Records from a data collection:
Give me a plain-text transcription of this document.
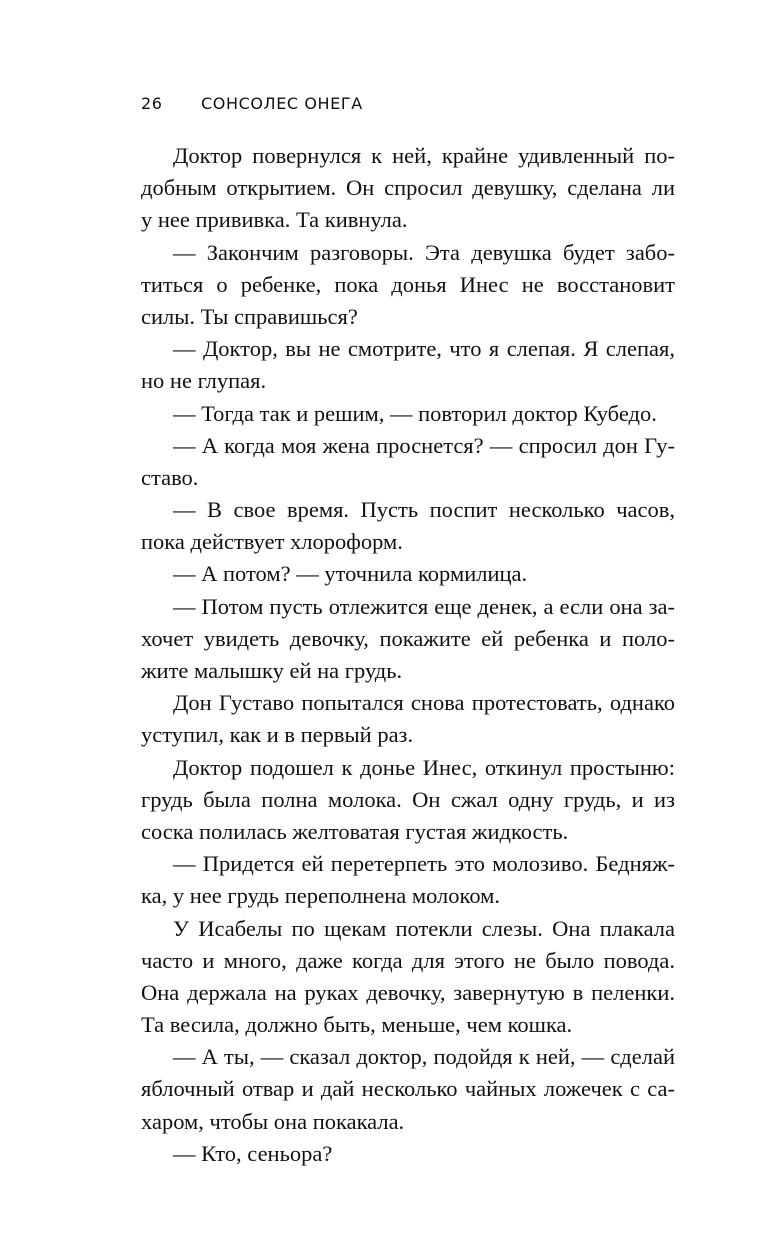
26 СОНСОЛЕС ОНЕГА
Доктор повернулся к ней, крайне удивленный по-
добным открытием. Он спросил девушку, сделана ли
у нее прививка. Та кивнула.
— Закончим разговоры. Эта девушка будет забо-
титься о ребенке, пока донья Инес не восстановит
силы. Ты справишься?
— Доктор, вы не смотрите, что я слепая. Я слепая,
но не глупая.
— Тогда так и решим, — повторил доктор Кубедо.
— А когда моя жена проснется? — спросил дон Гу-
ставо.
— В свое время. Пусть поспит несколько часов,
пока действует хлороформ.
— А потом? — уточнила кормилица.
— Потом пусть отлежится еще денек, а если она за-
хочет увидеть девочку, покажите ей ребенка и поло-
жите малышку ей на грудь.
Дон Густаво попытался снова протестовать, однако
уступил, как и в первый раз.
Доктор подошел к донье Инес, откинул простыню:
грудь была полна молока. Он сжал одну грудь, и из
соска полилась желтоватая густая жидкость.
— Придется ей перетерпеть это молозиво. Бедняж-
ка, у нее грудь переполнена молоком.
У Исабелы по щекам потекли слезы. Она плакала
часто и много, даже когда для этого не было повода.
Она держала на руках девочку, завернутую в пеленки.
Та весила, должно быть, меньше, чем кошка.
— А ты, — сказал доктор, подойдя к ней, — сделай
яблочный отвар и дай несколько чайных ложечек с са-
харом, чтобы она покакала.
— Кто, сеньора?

**GIVEN INSTRUCTION**. Transcribe every line from the records above without alteration, and leave out the images.

**TASK ANSWER**.
Give me a plain-text transcription of this document.
26 СОНСОЛЕС ОНЕГА
Доктор повернулся к ней, крайне удивленный по-
добным открытием. Он спросил девушку, сделана ли
у нее прививка. Та кивнула.
— Закончим разговоры. Эта девушка будет забо-
титься о ребенке, пока донья Инес не восстановит
силы. Ты справишься?
— Доктор, вы не смотрите, что я слепая. Я слепая,
но не глупая.
— Тогда так и решим, — повторил доктор Кубедо.
— А когда моя жена проснется? — спросил дон Гу-
ставо.
— В свое время. Пусть поспит несколько часов,
пока действует хлороформ.
— А потом? — уточнила кормилица.
— Потом пусть отлежится еще денек, а если она за-
хочет увидеть девочку, покажите ей ребенка и поло-
жите малышку ей на грудь.
Дон Густаво попытался снова протестовать, однако
уступил, как и в первый раз.
Доктор подошел к донье Инес, откинул простыню:
грудь была полна молока. Он сжал одну грудь, и из
соска полилась желтоватая густая жидкость.
— Придется ей перетерпеть это молозиво. Бедняж-
ка, у нее грудь переполнена молоком.
У Исабелы по щекам потекли слезы. Она плакала
часто и много, даже когда для этого не было повода.
Она держала на руках девочку, завернутую в пеленки.
Та весила, должно быть, меньше, чем кошка.
— А ты, — сказал доктор, подойдя к ней, — сделай
яблочный отвар и дай несколько чайных ложечек с са-
харом, чтобы она покакала.
— Кто, сеньора?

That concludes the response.